[Data listing]
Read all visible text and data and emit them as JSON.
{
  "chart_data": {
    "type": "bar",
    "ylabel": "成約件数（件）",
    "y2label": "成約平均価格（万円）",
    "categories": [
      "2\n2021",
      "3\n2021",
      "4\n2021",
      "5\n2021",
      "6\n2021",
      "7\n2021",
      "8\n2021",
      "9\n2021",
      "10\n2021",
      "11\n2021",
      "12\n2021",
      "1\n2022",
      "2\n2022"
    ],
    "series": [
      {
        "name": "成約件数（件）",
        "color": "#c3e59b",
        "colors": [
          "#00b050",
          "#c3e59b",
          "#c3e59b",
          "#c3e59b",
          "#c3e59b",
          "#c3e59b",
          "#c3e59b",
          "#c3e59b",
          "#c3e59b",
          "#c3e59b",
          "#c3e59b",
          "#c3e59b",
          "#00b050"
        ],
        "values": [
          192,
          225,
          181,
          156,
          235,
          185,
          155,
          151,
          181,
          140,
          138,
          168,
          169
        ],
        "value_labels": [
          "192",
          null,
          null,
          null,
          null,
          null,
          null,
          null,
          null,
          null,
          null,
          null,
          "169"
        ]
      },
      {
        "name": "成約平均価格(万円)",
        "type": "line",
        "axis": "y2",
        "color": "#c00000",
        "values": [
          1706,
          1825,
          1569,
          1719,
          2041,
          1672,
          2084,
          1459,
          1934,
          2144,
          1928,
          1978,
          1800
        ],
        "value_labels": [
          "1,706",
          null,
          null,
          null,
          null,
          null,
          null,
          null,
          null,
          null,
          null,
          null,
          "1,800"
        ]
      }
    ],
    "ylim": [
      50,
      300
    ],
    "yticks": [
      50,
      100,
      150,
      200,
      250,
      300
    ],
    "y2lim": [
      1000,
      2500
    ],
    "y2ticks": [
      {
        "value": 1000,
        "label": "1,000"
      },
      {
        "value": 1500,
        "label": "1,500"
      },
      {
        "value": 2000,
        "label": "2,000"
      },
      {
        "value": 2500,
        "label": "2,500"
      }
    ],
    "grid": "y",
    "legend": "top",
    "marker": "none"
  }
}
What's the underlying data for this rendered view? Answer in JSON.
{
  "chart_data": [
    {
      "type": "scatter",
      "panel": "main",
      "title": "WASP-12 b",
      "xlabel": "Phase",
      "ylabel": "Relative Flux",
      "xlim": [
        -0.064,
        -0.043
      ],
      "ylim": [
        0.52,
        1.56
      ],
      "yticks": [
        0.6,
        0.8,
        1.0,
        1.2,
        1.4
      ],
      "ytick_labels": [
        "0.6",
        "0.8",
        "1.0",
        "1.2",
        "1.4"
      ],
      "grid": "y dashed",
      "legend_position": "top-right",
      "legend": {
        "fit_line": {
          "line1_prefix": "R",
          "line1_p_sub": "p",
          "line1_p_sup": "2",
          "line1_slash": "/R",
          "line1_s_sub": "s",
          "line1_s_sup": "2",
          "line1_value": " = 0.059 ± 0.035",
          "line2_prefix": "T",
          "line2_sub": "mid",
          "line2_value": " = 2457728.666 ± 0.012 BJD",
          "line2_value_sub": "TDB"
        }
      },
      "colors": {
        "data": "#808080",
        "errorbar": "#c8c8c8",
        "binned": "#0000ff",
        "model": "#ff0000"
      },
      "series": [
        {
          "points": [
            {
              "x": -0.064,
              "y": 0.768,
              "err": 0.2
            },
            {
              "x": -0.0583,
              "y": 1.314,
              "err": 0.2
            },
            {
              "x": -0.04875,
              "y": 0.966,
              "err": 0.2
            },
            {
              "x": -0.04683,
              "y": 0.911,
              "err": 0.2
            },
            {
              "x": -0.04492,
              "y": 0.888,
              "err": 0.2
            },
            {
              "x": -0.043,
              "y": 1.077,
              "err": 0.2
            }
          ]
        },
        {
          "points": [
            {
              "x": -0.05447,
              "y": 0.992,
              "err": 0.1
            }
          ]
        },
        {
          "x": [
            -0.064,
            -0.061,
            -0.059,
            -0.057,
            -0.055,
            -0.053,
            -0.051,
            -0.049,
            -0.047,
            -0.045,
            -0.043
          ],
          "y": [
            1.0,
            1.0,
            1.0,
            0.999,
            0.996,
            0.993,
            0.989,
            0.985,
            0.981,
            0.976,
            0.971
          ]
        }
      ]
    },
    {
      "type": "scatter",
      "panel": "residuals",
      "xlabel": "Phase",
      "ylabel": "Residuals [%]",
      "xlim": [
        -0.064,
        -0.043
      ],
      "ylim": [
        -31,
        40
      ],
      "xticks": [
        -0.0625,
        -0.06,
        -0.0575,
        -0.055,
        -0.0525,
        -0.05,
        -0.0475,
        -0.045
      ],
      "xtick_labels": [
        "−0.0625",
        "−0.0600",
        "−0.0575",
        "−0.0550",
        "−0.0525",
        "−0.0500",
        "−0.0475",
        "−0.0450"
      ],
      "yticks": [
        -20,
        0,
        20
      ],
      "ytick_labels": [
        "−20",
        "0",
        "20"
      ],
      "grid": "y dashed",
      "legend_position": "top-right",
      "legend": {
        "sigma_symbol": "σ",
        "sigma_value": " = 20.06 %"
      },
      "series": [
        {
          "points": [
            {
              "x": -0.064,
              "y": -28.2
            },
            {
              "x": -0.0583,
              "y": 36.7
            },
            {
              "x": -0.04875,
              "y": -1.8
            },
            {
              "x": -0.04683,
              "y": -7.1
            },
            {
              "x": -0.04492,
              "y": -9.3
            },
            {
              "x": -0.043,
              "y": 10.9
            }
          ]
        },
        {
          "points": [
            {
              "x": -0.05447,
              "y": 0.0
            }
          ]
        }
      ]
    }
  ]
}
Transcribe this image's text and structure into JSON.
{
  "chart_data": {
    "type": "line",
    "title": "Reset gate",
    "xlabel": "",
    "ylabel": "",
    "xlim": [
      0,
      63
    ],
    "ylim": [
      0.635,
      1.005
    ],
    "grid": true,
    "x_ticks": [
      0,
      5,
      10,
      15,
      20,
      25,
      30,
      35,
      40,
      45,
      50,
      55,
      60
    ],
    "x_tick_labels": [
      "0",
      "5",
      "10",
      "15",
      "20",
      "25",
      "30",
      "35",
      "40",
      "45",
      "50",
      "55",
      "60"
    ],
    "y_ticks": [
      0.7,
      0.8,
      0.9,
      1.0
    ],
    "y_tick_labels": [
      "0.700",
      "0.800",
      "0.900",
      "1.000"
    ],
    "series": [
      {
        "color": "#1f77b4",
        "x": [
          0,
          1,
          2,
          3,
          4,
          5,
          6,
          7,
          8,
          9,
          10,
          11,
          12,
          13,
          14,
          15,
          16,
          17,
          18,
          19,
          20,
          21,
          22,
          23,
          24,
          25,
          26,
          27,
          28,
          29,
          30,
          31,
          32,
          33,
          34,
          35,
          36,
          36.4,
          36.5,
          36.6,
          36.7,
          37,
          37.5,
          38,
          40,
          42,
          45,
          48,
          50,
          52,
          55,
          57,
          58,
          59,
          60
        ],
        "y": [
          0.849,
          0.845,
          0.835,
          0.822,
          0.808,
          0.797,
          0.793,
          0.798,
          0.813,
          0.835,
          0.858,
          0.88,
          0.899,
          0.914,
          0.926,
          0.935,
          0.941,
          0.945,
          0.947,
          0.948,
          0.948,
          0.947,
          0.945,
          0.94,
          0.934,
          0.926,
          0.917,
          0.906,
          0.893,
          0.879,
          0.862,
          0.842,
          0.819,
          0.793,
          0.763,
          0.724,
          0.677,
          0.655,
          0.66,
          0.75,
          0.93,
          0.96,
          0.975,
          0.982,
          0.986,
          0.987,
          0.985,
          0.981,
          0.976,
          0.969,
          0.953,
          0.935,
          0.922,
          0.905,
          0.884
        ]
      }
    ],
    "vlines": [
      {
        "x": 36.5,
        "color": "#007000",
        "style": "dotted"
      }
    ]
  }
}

**Set problem:**
Locate all lines in the listing above with the word "grid" and copy them.

**Task result:**
    "grid": "y",
      "grid": "y dashed",
      "grid": "y dashed",
    "grid": true,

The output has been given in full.